[Spatial layout entries]
--------------------------------------------------

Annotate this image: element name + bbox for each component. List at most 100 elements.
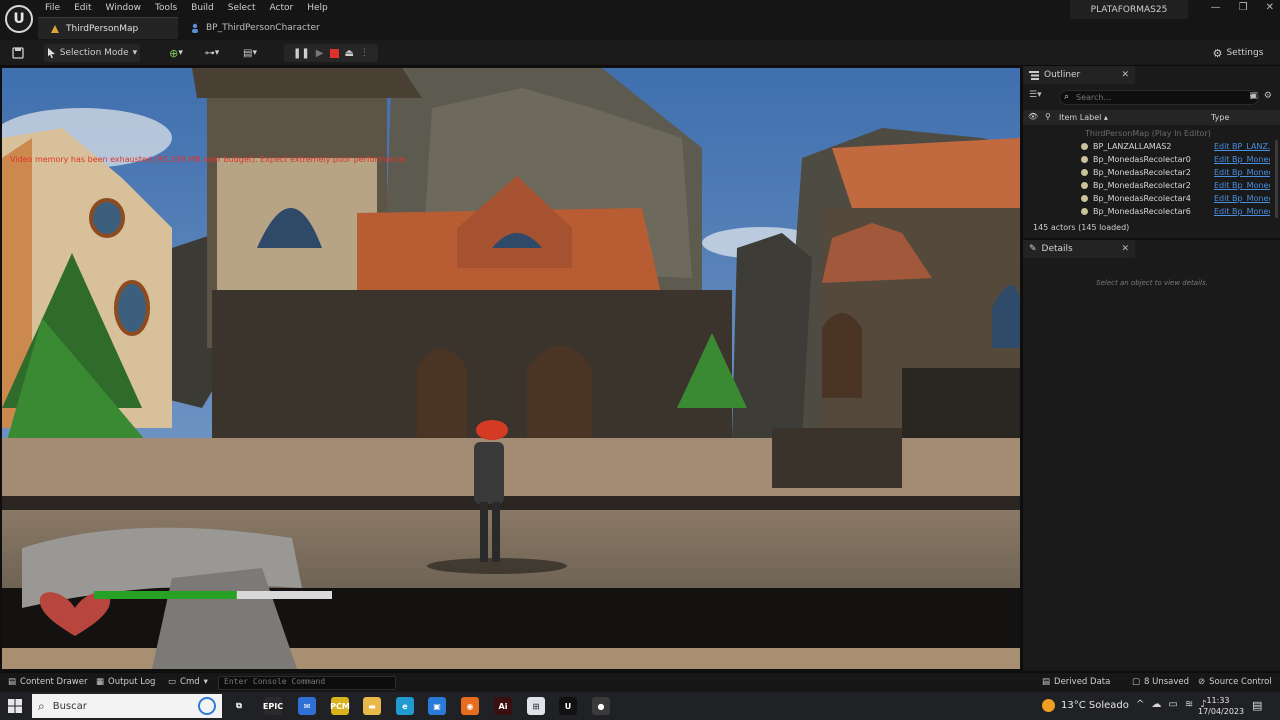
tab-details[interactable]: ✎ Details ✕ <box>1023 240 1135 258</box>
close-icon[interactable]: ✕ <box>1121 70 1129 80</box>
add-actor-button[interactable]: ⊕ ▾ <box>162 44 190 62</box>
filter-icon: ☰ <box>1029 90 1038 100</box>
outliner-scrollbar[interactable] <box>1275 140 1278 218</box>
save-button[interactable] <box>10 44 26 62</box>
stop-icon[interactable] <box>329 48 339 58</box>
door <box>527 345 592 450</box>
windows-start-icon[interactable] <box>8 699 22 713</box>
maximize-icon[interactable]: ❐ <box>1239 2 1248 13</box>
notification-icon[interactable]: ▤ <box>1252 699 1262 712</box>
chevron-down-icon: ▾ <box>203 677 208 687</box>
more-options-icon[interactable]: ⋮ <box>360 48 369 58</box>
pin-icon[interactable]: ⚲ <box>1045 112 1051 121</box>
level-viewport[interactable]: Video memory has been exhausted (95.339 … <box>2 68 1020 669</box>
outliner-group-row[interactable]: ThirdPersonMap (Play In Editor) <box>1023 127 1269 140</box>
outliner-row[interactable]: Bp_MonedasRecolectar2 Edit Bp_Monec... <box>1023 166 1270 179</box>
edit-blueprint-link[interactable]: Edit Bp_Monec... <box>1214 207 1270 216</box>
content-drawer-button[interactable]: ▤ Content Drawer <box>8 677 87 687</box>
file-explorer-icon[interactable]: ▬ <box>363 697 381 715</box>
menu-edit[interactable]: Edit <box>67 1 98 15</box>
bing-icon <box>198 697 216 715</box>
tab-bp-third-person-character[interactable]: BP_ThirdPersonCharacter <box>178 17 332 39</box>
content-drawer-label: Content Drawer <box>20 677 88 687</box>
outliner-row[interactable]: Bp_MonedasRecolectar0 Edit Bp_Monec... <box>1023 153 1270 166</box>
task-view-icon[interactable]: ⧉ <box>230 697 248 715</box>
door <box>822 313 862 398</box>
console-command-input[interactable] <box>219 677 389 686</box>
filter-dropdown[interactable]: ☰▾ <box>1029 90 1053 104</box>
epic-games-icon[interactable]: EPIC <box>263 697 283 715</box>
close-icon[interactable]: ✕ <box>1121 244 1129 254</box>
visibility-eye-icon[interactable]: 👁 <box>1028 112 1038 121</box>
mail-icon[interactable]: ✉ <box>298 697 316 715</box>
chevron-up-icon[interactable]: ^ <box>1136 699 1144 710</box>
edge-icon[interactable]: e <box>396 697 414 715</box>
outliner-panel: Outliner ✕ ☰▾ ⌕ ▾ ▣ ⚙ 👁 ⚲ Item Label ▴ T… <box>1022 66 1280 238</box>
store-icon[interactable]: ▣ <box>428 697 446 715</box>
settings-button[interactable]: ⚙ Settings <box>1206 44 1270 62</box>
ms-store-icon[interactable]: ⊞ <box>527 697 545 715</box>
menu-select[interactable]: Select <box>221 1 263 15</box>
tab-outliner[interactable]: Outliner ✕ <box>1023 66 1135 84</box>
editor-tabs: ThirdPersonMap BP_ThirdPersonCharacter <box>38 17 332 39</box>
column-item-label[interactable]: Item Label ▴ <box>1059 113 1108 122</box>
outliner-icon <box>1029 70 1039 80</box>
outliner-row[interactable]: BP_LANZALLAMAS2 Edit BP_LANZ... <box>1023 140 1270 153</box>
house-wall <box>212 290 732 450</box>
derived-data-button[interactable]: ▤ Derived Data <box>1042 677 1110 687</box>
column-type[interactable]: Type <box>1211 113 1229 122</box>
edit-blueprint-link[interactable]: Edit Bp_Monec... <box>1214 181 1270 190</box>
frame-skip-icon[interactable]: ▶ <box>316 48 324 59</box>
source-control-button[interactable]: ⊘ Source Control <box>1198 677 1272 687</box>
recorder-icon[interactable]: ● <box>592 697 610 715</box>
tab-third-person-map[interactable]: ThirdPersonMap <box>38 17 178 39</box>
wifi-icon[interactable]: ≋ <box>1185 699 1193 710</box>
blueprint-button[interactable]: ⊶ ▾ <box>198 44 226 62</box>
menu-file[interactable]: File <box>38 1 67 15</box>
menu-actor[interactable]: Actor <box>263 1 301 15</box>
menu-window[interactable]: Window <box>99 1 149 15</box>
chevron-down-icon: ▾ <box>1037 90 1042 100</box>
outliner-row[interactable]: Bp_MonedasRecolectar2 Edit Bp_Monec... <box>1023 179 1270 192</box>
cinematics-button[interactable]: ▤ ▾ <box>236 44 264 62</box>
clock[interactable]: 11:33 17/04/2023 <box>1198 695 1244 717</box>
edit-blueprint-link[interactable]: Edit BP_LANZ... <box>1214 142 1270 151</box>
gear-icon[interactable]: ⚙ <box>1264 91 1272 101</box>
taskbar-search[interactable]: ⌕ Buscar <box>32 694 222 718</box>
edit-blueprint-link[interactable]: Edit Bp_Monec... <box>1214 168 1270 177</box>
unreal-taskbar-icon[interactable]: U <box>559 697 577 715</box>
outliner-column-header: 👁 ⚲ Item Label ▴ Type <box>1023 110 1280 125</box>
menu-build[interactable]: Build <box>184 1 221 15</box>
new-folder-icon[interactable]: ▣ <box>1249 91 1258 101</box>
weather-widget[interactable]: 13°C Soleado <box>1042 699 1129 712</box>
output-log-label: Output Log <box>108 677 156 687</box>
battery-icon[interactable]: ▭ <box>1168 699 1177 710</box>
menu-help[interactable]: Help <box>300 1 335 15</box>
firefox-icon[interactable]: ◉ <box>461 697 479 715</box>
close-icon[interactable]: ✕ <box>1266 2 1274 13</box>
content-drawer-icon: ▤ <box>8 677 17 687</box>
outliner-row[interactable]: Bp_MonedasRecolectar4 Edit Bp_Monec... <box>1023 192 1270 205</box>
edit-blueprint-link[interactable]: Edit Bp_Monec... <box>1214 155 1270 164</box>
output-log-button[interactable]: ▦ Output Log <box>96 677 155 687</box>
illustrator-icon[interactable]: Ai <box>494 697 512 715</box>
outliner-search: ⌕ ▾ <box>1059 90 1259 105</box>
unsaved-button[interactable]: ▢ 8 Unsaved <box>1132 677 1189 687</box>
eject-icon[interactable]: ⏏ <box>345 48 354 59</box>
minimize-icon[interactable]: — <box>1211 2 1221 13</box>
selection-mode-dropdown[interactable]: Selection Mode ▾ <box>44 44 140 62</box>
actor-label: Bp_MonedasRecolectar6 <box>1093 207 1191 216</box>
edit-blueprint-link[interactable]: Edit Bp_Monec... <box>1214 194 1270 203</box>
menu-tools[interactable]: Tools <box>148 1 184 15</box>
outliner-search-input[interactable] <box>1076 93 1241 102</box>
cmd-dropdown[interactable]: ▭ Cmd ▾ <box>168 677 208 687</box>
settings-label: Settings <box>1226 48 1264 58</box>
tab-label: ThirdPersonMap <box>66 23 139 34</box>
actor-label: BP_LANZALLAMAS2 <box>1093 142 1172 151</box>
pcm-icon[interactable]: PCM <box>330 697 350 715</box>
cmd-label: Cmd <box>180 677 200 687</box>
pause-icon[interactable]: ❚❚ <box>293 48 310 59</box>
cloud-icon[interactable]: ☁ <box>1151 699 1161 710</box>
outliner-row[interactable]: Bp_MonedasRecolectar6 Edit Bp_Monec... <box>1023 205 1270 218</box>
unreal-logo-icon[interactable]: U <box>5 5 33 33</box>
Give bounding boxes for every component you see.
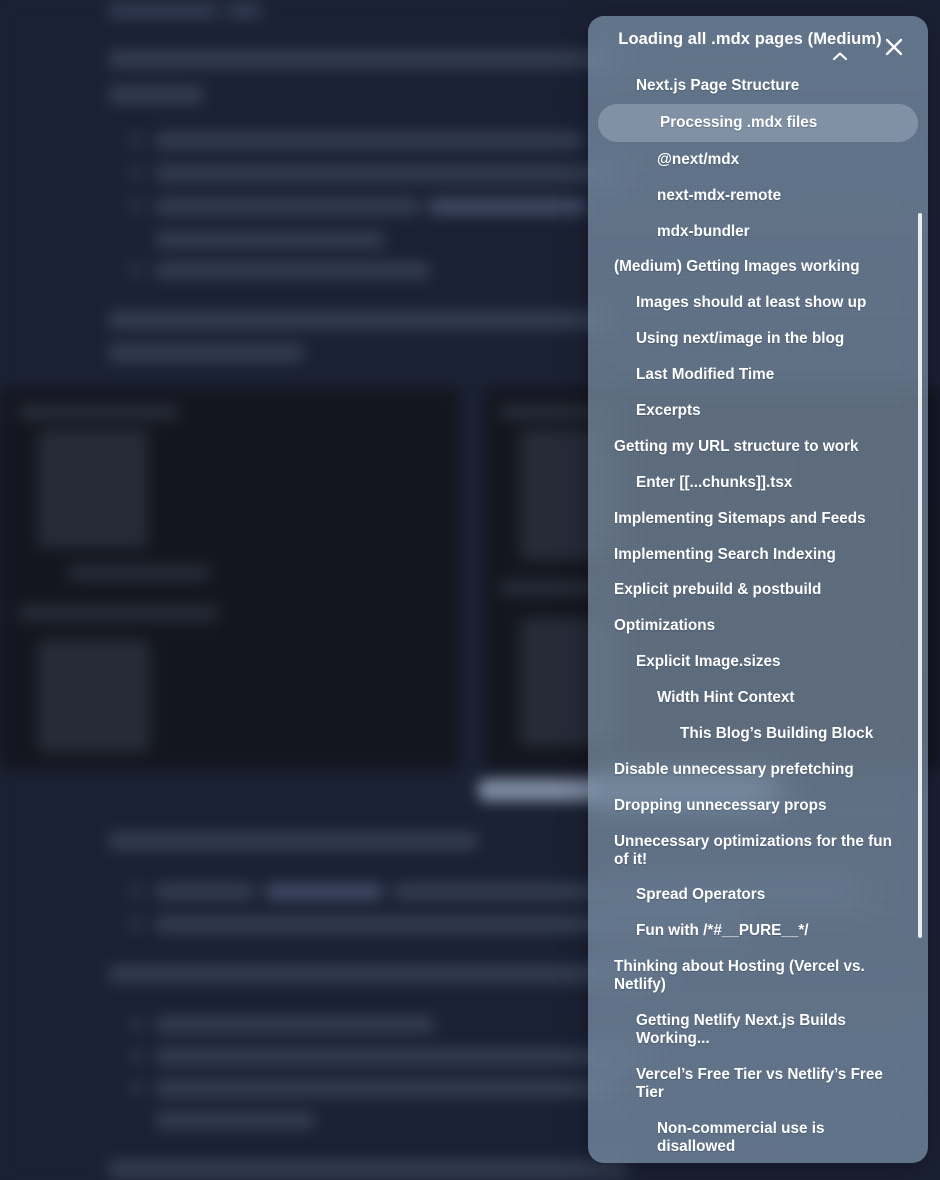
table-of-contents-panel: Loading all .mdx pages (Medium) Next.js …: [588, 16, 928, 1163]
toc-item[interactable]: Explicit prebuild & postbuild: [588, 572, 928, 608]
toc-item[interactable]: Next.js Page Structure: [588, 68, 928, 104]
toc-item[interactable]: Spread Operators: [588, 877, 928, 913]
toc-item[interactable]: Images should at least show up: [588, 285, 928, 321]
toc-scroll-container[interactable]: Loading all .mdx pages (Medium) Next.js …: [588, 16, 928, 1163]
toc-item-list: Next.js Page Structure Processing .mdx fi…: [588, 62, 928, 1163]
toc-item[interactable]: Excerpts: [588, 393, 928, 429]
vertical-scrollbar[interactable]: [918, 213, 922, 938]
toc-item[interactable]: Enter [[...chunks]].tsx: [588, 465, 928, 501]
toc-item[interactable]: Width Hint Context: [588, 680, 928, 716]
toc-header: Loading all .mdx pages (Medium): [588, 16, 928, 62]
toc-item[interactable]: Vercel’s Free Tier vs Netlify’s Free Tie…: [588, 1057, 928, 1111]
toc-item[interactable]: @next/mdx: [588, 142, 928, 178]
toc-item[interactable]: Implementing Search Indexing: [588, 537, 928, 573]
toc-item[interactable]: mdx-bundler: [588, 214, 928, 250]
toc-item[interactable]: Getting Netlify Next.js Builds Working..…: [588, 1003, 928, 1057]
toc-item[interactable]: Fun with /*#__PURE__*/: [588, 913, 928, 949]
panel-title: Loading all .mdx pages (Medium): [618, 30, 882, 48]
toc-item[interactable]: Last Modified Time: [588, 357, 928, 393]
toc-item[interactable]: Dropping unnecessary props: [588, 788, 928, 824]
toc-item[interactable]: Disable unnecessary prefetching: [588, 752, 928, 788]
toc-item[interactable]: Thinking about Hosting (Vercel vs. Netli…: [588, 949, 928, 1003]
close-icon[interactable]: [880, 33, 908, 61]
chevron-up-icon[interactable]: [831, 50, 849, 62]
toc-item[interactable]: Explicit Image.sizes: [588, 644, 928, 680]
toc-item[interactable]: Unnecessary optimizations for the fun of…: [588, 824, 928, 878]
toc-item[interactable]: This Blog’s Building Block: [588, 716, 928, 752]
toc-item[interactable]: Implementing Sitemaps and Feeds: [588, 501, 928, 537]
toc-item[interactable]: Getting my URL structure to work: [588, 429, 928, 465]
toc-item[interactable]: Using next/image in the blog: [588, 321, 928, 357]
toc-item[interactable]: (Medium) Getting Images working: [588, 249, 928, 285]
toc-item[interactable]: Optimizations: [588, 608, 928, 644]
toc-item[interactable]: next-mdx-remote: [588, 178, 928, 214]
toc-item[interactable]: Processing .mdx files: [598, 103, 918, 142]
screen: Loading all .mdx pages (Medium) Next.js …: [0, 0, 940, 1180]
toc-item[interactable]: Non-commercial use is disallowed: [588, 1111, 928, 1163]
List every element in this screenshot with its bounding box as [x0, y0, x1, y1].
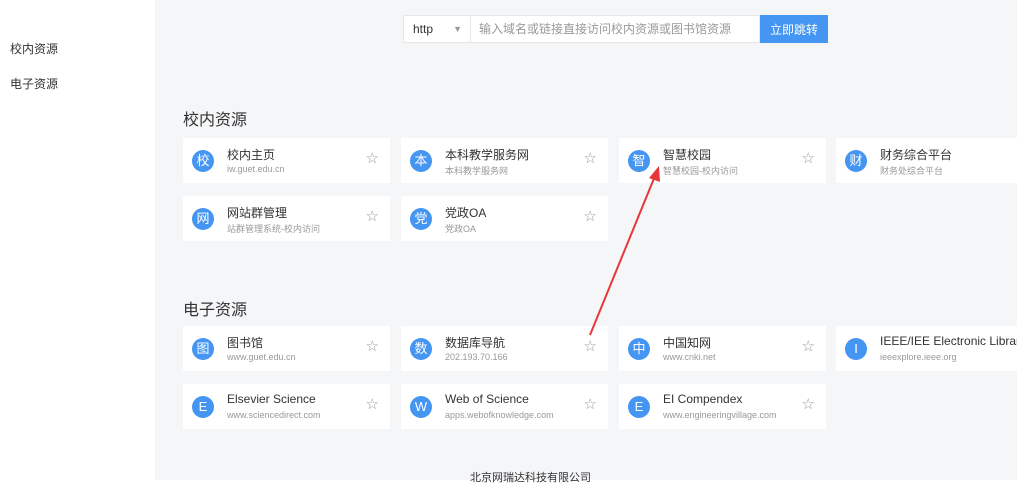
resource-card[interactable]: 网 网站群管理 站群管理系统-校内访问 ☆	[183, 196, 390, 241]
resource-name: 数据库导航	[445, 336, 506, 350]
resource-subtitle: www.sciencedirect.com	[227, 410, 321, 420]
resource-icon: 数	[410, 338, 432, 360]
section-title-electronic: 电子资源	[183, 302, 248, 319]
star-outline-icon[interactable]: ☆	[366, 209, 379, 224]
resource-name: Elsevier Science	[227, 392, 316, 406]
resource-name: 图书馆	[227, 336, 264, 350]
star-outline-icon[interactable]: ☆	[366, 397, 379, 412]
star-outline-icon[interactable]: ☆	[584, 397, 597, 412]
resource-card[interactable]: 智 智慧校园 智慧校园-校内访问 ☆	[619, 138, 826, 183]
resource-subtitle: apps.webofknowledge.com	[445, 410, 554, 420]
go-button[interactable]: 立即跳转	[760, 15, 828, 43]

--------------------------------------------------

## Task brief
Gather every line of the material above that contains the string "card", matching case exactly, and copy each one in full.

## Solution
resource-card[interactable]: 网 网站群管理 站群管理系统-校内访问 ☆	[183, 196, 390, 241]
resource-card[interactable]: 智 智慧校园 智慧校园-校内访问 ☆	[619, 138, 826, 183]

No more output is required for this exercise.